┏━━

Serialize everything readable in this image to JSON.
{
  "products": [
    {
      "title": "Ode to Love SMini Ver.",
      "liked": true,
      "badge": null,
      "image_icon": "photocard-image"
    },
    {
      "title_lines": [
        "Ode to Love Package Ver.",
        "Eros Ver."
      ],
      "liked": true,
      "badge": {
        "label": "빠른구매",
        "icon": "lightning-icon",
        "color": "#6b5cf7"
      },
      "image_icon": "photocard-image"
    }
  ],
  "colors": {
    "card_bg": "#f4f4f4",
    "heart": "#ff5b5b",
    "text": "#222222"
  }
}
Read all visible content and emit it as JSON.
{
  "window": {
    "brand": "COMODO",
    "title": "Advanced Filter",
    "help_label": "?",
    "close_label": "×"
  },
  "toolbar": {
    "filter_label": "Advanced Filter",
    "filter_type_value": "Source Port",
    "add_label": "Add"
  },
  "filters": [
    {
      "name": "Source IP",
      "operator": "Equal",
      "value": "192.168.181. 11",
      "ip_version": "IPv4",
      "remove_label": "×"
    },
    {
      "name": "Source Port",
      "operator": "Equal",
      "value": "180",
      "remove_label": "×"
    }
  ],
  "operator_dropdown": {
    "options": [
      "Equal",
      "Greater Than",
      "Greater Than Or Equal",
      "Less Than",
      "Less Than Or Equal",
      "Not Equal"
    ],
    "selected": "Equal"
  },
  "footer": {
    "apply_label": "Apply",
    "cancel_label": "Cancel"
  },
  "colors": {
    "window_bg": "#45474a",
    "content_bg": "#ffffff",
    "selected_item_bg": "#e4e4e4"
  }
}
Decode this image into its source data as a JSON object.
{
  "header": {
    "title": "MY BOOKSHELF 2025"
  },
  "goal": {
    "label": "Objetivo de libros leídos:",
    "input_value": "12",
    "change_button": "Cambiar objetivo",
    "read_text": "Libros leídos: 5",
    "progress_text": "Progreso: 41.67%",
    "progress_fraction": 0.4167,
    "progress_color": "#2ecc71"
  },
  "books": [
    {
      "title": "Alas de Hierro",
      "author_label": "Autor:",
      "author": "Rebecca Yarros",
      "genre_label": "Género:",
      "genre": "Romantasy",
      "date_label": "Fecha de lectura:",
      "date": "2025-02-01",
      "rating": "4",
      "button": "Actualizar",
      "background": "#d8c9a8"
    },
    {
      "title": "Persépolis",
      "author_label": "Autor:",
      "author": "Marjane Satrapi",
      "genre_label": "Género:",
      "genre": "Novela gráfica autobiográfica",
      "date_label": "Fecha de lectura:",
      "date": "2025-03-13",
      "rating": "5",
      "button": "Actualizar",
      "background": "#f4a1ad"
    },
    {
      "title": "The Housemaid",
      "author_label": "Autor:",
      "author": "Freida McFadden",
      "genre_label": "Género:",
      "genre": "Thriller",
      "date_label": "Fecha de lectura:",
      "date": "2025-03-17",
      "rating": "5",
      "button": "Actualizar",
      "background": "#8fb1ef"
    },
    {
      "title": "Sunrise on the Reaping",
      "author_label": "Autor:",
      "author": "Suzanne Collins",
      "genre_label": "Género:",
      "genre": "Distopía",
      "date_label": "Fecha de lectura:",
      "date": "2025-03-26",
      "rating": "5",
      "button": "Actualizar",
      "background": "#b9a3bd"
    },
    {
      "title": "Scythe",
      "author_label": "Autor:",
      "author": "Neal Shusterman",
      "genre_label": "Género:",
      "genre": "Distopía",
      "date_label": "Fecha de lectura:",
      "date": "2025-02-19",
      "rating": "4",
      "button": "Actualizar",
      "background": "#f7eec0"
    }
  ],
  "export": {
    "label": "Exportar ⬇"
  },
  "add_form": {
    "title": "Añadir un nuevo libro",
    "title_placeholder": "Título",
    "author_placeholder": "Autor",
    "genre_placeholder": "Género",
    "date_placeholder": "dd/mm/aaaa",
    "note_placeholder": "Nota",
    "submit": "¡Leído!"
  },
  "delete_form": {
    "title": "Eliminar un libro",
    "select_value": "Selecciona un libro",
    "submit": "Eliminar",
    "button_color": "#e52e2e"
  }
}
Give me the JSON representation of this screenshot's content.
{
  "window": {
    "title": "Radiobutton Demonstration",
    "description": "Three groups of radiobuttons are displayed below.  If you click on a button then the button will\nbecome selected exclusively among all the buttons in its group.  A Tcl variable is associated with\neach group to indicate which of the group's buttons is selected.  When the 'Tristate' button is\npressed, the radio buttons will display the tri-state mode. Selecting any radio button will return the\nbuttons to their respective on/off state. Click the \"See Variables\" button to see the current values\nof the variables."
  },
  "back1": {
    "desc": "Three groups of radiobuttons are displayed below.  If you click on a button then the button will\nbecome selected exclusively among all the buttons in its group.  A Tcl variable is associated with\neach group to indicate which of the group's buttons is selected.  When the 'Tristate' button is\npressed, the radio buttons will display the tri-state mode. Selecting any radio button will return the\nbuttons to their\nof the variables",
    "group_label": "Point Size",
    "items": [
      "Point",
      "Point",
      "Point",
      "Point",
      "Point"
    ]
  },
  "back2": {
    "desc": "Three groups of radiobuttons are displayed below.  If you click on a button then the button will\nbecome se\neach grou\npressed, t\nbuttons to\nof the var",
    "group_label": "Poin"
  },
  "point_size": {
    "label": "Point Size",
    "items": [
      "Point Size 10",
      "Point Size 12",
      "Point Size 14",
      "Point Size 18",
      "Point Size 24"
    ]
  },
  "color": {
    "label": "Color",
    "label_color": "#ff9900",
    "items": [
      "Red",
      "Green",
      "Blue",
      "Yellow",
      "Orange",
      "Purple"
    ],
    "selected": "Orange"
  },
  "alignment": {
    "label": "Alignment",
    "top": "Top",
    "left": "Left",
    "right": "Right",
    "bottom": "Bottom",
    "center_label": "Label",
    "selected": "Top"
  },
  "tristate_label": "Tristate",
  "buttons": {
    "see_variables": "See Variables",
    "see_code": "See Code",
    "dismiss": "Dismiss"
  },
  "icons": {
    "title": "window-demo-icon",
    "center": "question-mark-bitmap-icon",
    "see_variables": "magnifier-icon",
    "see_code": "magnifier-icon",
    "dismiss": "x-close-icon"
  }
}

┗━━

* [Task to complete]: Write out all the lines again, exactly as they are.

* [Response below]:
Serialize everything readable in this image to JSON.
{
  "products": [
    {
      "title": "Ode to Love SMini Ver.",
      "liked": true,
      "badge": null,
      "image_icon": "photocard-image"
    },
    {
      "title_lines": [
        "Ode to Love Package Ver.",
        "Eros Ver."
      ],
      "liked": true,
      "badge": {
        "label": "빠른구매",
        "icon": "lightning-icon",
        "color": "#6b5cf7"
      },
      "image_icon": "photocard-image"
    }
  ],
  "colors": {
    "card_bg": "#f4f4f4",
    "heart": "#ff5b5b",
    "text": "#222222"
  }
}
Read all visible content and emit it as JSON.
{
  "window": {
    "brand": "COMODO",
    "title": "Advanced Filter",
    "help_label": "?",
    "close_label": "×"
  },
  "toolbar": {
    "filter_label": "Advanced Filter",
    "filter_type_value": "Source Port",
    "add_label": "Add"
  },
  "filters": [
    {
      "name": "Source IP",
      "operator": "Equal",
      "value": "192.168.181. 11",
      "ip_version": "IPv4",
      "remove_label": "×"
    },
    {
      "name": "Source Port",
      "operator": "Equal",
      "value": "180",
      "remove_label": "×"
    }
  ],
  "operator_dropdown": {
    "options": [
      "Equal",
      "Greater Than",
      "Greater Than Or Equal",
      "Less Than",
      "Less Than Or Equal",
      "Not Equal"
    ],
    "selected": "Equal"
  },
  "footer": {
    "apply_label": "Apply",
    "cancel_label": "Cancel"
  },
  "colors": {
    "window_bg": "#45474a",
    "content_bg": "#ffffff",
    "selected_item_bg": "#e4e4e4"
  }
}
Decode this image into its source data as a JSON object.
{
  "header": {
    "title": "MY BOOKSHELF 2025"
  },
  "goal": {
    "label": "Objetivo de libros leídos:",
    "input_value": "12",
    "change_button": "Cambiar objetivo",
    "read_text": "Libros leídos: 5",
    "progress_text": "Progreso: 41.67%",
    "progress_fraction": 0.4167,
    "progress_color": "#2ecc71"
  },
  "books": [
    {
      "title": "Alas de Hierro",
      "author_label": "Autor:",
      "author": "Rebecca Yarros",
      "genre_label": "Género:",
      "genre": "Romantasy",
      "date_label": "Fecha de lectura:",
      "date": "2025-02-01",
      "rating": "4",
      "button": "Actualizar",
      "background": "#d8c9a8"
    },
    {
      "title": "Persépolis",
      "author_label": "Autor:",
      "author": "Marjane Satrapi",
      "genre_label": "Género:",
      "genre": "Novela gráfica autobiográfica",
      "date_label": "Fecha de lectura:",
      "date": "2025-03-13",
      "rating": "5",
      "button": "Actualizar",
      "background": "#f4a1ad"
    },
    {
      "title": "The Housemaid",
      "author_label": "Autor:",
      "author": "Freida McFadden",
      "genre_label": "Género:",
      "genre": "Thriller",
      "date_label": "Fecha de lectura:",
      "date": "2025-03-17",
      "rating": "5",
      "button": "Actualizar",
      "background": "#8fb1ef"
    },
    {
      "title": "Sunrise on the Reaping",
      "author_label": "Autor:",
      "author": "Suzanne Collins",
      "genre_label": "Género:",
      "genre": "Distopía",
      "date_label": "Fecha de lectura:",
      "date": "2025-03-26",
      "rating": "5",
      "button": "Actualizar",
      "background": "#b9a3bd"
    },
    {
      "title": "Scythe",
      "author_label": "Autor:",
      "author": "Neal Shusterman",
      "genre_label": "Género:",
      "genre": "Distopía",
      "date_label": "Fecha de lectura:",
      "date": "2025-02-19",
      "rating": "4",
      "button": "Actualizar",
      "background": "#f7eec0"
    }
  ],
  "export": {
    "label": "Exportar ⬇"
  },
  "add_form": {
    "title": "Añadir un nuevo libro",
    "title_placeholder": "Título",
    "author_placeholder": "Autor",
    "genre_placeholder": "Género",
    "date_placeholder": "dd/mm/aaaa",
    "note_placeholder": "Nota",
    "submit": "¡Leído!"
  },
  "delete_form": {
    "title": "Eliminar un libro",
    "select_value": "Selecciona un libro",
    "submit": "Eliminar",
    "button_color": "#e52e2e"
  }
}
Give me the JSON representation of this screenshot's content.
{
  "window": {
    "title": "Radiobutton Demonstration",
    "description": "Three groups of radiobuttons are displayed below.  If you click on a button then the button will\nbecome selected exclusively among all the buttons in its group.  A Tcl variable is associated with\neach group to indicate which of the group's buttons is selected.  When the 'Tristate' button is\npressed, the radio buttons will display the tri-state mode. Selecting any radio button will return the\nbuttons to their respective on/off state. Click the \"See Variables\" button to see the current values\nof the variables."
  },
  "back1": {
    "desc": "Three groups of radiobuttons are displayed below.  If you click on a button then the button will\nbecome selected exclusively among all the buttons in its group.  A Tcl variable is associated with\neach group to indicate which of the group's buttons is selected.  When the 'Tristate' button is\npressed, the radio buttons will display the tri-state mode. Selecting any radio button will return the\nbuttons to their\nof the variables",
    "group_label": "Point Size",
    "items": [
      "Point",
      "Point",
      "Point",
      "Point",
      "Point"
    ]
  },
  "back2": {
    "desc": "Three groups of radiobuttons are displayed below.  If you click on a button then the button will\nbecome se\neach grou\npressed, t\nbuttons to\nof the var",
    "group_label": "Poin"
  },
  "point_size": {
    "label": "Point Size",
    "items": [
      "Point Size 10",
      "Point Size 12",
      "Point Size 14",
      "Point Size 18",
      "Point Size 24"
    ]
  },
  "color": {
    "label": "Color",
    "label_color": "#ff9900",
    "items": [
      "Red",
      "Green",
      "Blue",
      "Yellow",
      "Orange",
      "Purple"
    ],
    "selected": "Orange"
  },
  "alignment": {
    "label": "Alignment",
    "top": "Top",
    "left": "Left",
    "right": "Right",
    "bottom": "Bottom",
    "center_label": "Label",
    "selected": "Top"
  },
  "tristate_label": "Tristate",
  "buttons": {
    "see_variables": "See Variables",
    "see_code": "See Code",
    "dismiss": "Dismiss"
  },
  "icons": {
    "title": "window-demo-icon",
    "center": "question-mark-bitmap-icon",
    "see_variables": "magnifier-icon",
    "see_code": "magnifier-icon",
    "dismiss": "x-close-icon"
  }
}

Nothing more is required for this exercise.